> _GOAL_
Give back only the lines from the one with "Convert this screenshot" through the last line of the data, exactly as they appear.

Rows from a figure dataset:
— BEGIN —

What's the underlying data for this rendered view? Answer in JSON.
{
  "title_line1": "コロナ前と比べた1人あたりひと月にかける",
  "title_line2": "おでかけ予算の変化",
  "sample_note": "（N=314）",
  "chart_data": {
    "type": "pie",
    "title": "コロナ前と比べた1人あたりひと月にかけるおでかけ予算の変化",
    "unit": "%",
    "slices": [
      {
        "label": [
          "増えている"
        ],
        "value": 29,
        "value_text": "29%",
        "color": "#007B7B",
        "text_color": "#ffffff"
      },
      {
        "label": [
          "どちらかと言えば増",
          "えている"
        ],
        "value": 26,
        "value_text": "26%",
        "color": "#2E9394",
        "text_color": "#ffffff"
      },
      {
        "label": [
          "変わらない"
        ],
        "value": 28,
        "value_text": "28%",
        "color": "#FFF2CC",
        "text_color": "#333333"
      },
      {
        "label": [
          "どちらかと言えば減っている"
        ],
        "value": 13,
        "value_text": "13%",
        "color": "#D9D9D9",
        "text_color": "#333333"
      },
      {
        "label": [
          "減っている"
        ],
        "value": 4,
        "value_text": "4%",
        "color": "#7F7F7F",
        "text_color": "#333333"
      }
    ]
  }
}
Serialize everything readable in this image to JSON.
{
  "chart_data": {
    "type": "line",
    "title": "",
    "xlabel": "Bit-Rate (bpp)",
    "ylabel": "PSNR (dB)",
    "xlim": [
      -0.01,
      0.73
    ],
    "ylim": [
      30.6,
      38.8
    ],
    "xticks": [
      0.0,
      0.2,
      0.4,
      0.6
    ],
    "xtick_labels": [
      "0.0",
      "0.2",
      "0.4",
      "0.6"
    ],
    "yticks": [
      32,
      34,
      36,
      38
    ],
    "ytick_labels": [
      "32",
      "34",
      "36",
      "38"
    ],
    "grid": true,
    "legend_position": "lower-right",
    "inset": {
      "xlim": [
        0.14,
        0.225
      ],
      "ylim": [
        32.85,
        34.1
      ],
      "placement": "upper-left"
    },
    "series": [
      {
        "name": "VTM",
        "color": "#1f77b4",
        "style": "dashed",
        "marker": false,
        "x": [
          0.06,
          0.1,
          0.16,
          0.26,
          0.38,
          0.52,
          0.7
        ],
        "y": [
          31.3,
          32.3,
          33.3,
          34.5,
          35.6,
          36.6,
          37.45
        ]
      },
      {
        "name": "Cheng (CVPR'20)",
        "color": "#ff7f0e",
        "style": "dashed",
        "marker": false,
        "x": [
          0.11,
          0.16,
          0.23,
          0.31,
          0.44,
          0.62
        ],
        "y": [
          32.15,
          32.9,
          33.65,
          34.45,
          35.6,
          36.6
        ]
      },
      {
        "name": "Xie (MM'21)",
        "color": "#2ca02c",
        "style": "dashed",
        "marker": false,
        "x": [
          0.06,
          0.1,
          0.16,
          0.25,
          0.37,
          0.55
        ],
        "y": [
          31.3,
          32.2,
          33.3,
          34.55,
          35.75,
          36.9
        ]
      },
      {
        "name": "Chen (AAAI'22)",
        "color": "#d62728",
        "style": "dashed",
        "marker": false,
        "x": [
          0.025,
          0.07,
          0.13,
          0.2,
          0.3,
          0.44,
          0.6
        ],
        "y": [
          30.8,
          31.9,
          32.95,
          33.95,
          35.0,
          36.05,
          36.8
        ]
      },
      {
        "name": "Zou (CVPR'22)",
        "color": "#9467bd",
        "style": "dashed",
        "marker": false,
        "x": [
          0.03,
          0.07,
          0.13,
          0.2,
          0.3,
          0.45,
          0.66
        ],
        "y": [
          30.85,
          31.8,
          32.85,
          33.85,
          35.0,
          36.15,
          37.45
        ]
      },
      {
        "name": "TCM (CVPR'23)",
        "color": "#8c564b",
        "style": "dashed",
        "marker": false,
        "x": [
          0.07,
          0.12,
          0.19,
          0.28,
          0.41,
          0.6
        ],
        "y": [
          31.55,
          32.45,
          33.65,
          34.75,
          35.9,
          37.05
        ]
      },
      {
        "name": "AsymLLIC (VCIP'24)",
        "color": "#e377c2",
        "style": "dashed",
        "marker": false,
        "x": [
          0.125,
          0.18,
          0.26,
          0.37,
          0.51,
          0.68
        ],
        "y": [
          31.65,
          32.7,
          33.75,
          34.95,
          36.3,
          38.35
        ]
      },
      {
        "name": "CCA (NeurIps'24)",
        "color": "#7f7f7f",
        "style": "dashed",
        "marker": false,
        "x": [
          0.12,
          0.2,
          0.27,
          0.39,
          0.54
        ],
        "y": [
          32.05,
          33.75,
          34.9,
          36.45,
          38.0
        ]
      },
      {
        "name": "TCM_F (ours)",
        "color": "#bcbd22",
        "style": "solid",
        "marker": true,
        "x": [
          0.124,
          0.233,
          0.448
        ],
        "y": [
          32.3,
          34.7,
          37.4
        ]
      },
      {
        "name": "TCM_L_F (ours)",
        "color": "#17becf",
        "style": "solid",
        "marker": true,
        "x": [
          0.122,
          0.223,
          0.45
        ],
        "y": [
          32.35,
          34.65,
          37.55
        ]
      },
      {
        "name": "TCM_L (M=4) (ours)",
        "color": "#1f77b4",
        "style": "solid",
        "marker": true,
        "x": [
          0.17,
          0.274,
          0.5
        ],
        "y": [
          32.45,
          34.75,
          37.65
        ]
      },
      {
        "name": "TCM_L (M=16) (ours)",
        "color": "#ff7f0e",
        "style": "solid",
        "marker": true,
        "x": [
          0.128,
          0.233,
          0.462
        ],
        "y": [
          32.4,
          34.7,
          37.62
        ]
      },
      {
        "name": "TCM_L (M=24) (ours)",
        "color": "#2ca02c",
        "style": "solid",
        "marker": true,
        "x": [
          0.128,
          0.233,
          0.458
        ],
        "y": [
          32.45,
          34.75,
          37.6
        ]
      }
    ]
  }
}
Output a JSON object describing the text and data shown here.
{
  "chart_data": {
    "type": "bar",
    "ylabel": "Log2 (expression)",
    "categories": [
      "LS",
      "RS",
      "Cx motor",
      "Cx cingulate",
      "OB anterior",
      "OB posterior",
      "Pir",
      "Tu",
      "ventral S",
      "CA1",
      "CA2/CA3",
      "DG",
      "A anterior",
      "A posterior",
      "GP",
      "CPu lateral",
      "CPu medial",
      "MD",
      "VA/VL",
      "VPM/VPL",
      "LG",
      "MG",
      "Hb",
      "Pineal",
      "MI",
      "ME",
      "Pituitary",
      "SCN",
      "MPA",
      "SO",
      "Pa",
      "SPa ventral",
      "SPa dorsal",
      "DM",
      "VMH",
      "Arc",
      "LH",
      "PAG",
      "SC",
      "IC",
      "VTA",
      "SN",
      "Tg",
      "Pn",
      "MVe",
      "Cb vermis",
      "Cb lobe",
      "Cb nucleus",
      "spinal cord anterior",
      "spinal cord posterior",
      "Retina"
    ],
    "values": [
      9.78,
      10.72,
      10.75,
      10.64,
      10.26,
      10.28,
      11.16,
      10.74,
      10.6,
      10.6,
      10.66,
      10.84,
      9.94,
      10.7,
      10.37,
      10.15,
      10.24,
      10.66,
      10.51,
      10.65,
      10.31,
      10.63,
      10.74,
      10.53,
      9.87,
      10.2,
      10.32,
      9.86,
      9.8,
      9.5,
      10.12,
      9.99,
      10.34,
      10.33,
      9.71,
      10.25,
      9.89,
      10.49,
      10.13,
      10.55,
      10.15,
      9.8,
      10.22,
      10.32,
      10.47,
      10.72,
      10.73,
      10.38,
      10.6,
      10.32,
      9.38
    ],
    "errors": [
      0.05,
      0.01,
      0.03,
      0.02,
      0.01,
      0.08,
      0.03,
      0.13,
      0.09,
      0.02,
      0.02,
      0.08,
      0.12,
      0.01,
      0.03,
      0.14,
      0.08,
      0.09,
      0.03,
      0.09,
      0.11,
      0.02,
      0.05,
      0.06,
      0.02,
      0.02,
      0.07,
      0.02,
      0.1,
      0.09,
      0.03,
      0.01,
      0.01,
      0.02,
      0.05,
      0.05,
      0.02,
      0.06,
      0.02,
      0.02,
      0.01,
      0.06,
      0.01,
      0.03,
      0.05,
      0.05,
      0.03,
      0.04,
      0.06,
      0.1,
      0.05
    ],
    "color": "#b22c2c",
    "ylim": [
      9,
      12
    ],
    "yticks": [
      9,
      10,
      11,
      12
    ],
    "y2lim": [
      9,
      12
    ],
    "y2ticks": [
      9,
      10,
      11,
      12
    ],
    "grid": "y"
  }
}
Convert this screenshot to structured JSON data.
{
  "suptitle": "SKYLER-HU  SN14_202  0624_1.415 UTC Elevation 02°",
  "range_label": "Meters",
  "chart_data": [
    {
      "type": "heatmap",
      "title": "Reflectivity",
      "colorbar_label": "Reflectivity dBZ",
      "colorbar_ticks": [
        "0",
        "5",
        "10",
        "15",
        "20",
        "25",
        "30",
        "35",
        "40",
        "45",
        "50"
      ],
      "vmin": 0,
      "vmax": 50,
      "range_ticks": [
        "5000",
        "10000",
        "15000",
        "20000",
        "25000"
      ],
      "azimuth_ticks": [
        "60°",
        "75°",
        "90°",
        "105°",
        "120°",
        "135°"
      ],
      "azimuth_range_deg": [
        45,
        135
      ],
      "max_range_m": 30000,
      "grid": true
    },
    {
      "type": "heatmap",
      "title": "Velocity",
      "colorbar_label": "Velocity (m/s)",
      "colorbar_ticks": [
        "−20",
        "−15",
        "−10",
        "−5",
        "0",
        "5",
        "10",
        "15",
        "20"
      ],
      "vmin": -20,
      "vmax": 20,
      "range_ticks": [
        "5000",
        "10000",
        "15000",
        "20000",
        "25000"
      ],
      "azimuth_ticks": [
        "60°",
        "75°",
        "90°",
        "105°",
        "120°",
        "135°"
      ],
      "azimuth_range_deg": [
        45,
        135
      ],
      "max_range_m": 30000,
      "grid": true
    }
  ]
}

— END —

> _TASK OUTPUT_
Convert this screenshot to structured JSON data.
{
  "suptitle": "SKYLER-HU  SN14_202  0624_1.415 UTC Elevation 02°",
  "range_label": "Meters",
  "chart_data": [
    {
      "type": "heatmap",
      "title": "Reflectivity",
      "colorbar_label": "Reflectivity dBZ",
      "colorbar_ticks": [
        "0",
        "5",
        "10",
        "15",
        "20",
        "25",
        "30",
        "35",
        "40",
        "45",
        "50"
      ],
      "vmin": 0,
      "vmax": 50,
      "range_ticks": [
        "5000",
        "10000",
        "15000",
        "20000",
        "25000"
      ],
      "azimuth_ticks": [
        "60°",
        "75°",
        "90°",
        "105°",
        "120°",
        "135°"
      ],
      "azimuth_range_deg": [
        45,
        135
      ],
      "max_range_m": 30000,
      "grid": true
    },
    {
      "type": "heatmap",
      "title": "Velocity",
      "colorbar_label": "Velocity (m/s)",
      "colorbar_ticks": [
        "−20",
        "−15",
        "−10",
        "−5",
        "0",
        "5",
        "10",
        "15",
        "20"
      ],
      "vmin": -20,
      "vmax": 20,
      "range_ticks": [
        "5000",
        "10000",
        "15000",
        "20000",
        "25000"
      ],
      "azimuth_ticks": [
        "60°",
        "75°",
        "90°",
        "105°",
        "120°",
        "135°"
      ],
      "azimuth_range_deg": [
        45,
        135
      ],
      "max_range_m": 30000,
      "grid": true
    }
  ]
}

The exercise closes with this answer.